Every record must appear in your copy exactly as written, with no pictures.

* _DATASET ENTRIES_:
-------

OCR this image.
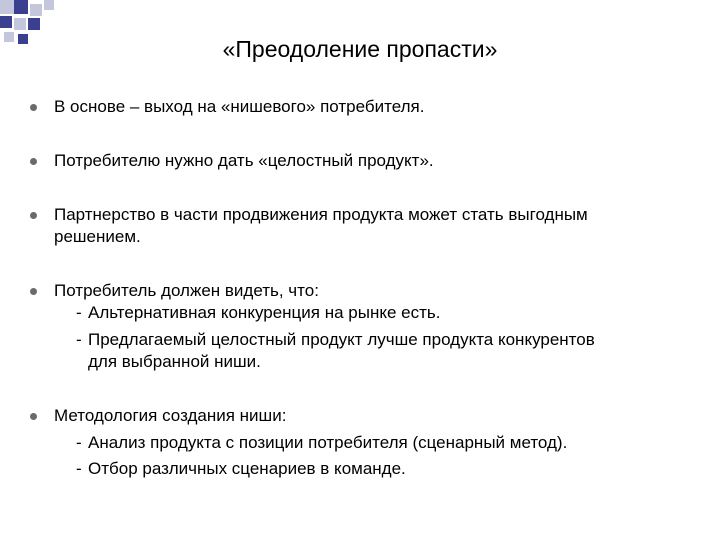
«Преодоление пропасти»
В основе – выход на «нишевого» потребителя.
Потребителю нужно дать «целостный продукт».
Партнерство в части продвижения продукта может стать выгодным
решением.
Потребитель должен видеть, что:
- Альтернативная конкуренция на рынке есть.
- Предлагаемый целостный продукт лучше продукта конкурентов
для выбранной ниши.
Методология создания ниши:
- Анализ продукта с позиции потребителя (сценарный метод).
- Отбор различных сценариев в команде.
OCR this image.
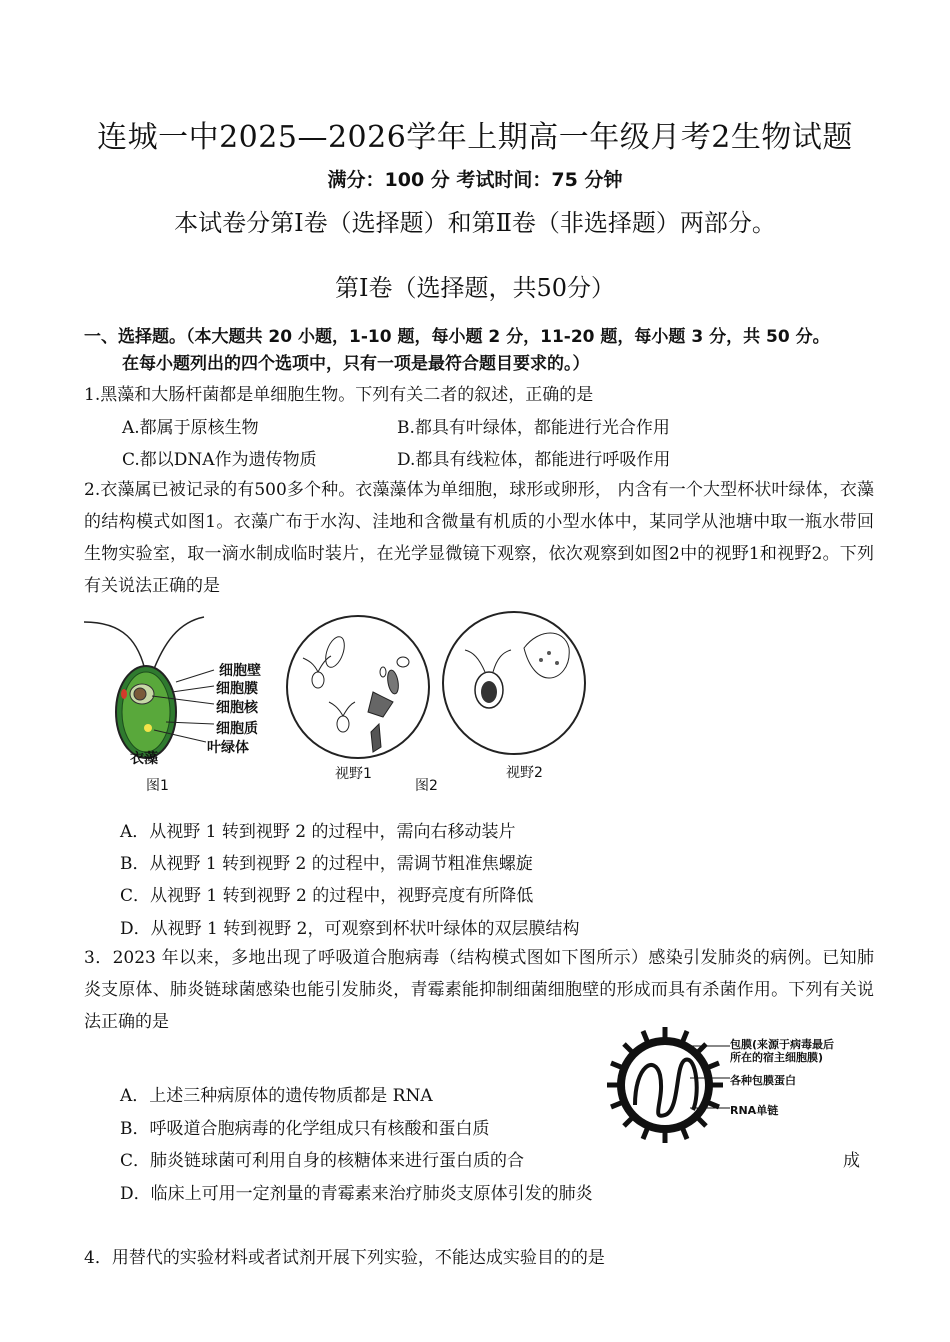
连城一中2025—2026学年上期高一年级月考2生物试题
满分：100 分 考试时间：75 分钟
本试卷分第Ⅰ卷（选择题）和第Ⅱ卷（非选择题）两部分。
第Ⅰ卷（选择题，共50分）
一、选择题。（本大题共 20 小题，1-10 题，每小题 2 分，11-20 题，每小题 3 分，共 50 分。
在每小题列出的四个选项中，只有一项是最符合题目要求的。）
1.黑藻和大肠杆菌都是单细胞生物。下列有关二者的叙述，正确的是
A.都属于原核生物	B.都具有叶绿体，都能进行光合作用
C.都以DNA作为遗传物质	D.都具有线粒体，都能进行呼吸作用
2.衣藻属已被记录的有500多个种。衣藻藻体为单细胞，球形或卵形， 内含有一个大型杯状叶绿体，衣藻的结构模式如图1。衣藻广布于水沟、洼地和含微量有机质的小型水体中，某同学从池塘中取一瓶水带回生物实验室，取一滴水制成临时装片，在光学显微镜下观察，依次观察到如图2中的视野1和视野2。下列有关说法正确的是
细胞壁
细胞膜
细胞核
细胞质
叶绿体
衣藻
图1
视野1
图2
视野2
A．从视野 1 转到视野 2 的过程中，需向右移动装片
B．从视野 1 转到视野 2 的过程中，需调节粗准焦螺旋
C．从视野 1 转到视野 2 的过程中，视野亮度有所降低
D．从视野 1 转到视野 2，可观察到杯状叶绿体的双层膜结构
3．2023 年以来，多地出现了呼吸道合胞病毒（结构模式图如下图所示）感染引发肺炎的病例。已知肺炎支原体、肺炎链球菌感染也能引发肺炎，青霉素能抑制细菌细胞壁的形成而具有杀菌作用。下列有关说法正确的是
包膜(来源于病毒最后
所在的宿主细胞膜)
各种包膜蛋白
RNA单链
A．上述三种病原体的遗传物质都是 RNA
B．呼吸道合胞病毒的化学组成只有核酸和蛋白质
C．肺炎链球菌可利用自身的核糖体来进行蛋白质的合	成
D．临床上可用一定剂量的青霉素来治疗肺炎支原体引发的肺炎
4．用替代的实验材料或者试剂开展下列实验，不能达成实验目的的是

-------

* _RESPONSE_:
OCR this image.
«Преодоление пропасти»
В основе – выход на «нишевого» потребителя.
Потребителю нужно дать «целостный продукт».
Партнерство в части продвижения продукта может стать выгодным
решением.
Потребитель должен видеть, что:
- Альтернативная конкуренция на рынке есть.
- Предлагаемый целостный продукт лучше продукта конкурентов
для выбранной ниши.
Методология создания ниши:
- Анализ продукта с позиции потребителя (сценарный метод).
- Отбор различных сценариев в команде.
OCR this image.
连城一中2025—2026学年上期高一年级月考2生物试题
满分：100 分 考试时间：75 分钟
本试卷分第Ⅰ卷（选择题）和第Ⅱ卷（非选择题）两部分。
第Ⅰ卷（选择题，共50分）
一、选择题。（本大题共 20 小题，1-10 题，每小题 2 分，11-20 题，每小题 3 分，共 50 分。
在每小题列出的四个选项中，只有一项是最符合题目要求的。）
1.黑藻和大肠杆菌都是单细胞生物。下列有关二者的叙述，正确的是
A.都属于原核生物	B.都具有叶绿体，都能进行光合作用
C.都以DNA作为遗传物质	D.都具有线粒体，都能进行呼吸作用
2.衣藻属已被记录的有500多个种。衣藻藻体为单细胞，球形或卵形， 内含有一个大型杯状叶绿体，衣藻的结构模式如图1。衣藻广布于水沟、洼地和含微量有机质的小型水体中，某同学从池塘中取一瓶水带回生物实验室，取一滴水制成临时装片，在光学显微镜下观察，依次观察到如图2中的视野1和视野2。下列有关说法正确的是
细胞壁
细胞膜
细胞核
细胞质
叶绿体
衣藻
图1
视野1
图2
视野2
A．从视野 1 转到视野 2 的过程中，需向右移动装片
B．从视野 1 转到视野 2 的过程中，需调节粗准焦螺旋
C．从视野 1 转到视野 2 的过程中，视野亮度有所降低
D．从视野 1 转到视野 2，可观察到杯状叶绿体的双层膜结构
3．2023 年以来，多地出现了呼吸道合胞病毒（结构模式图如下图所示）感染引发肺炎的病例。已知肺炎支原体、肺炎链球菌感染也能引发肺炎，青霉素能抑制细菌细胞壁的形成而具有杀菌作用。下列有关说法正确的是
包膜(来源于病毒最后
所在的宿主细胞膜)
各种包膜蛋白
RNA单链
A．上述三种病原体的遗传物质都是 RNA
B．呼吸道合胞病毒的化学组成只有核酸和蛋白质
C．肺炎链球菌可利用自身的核糖体来进行蛋白质的合	成
D．临床上可用一定剂量的青霉素来治疗肺炎支原体引发的肺炎
4．用替代的实验材料或者试剂开展下列实验，不能达成实验目的的是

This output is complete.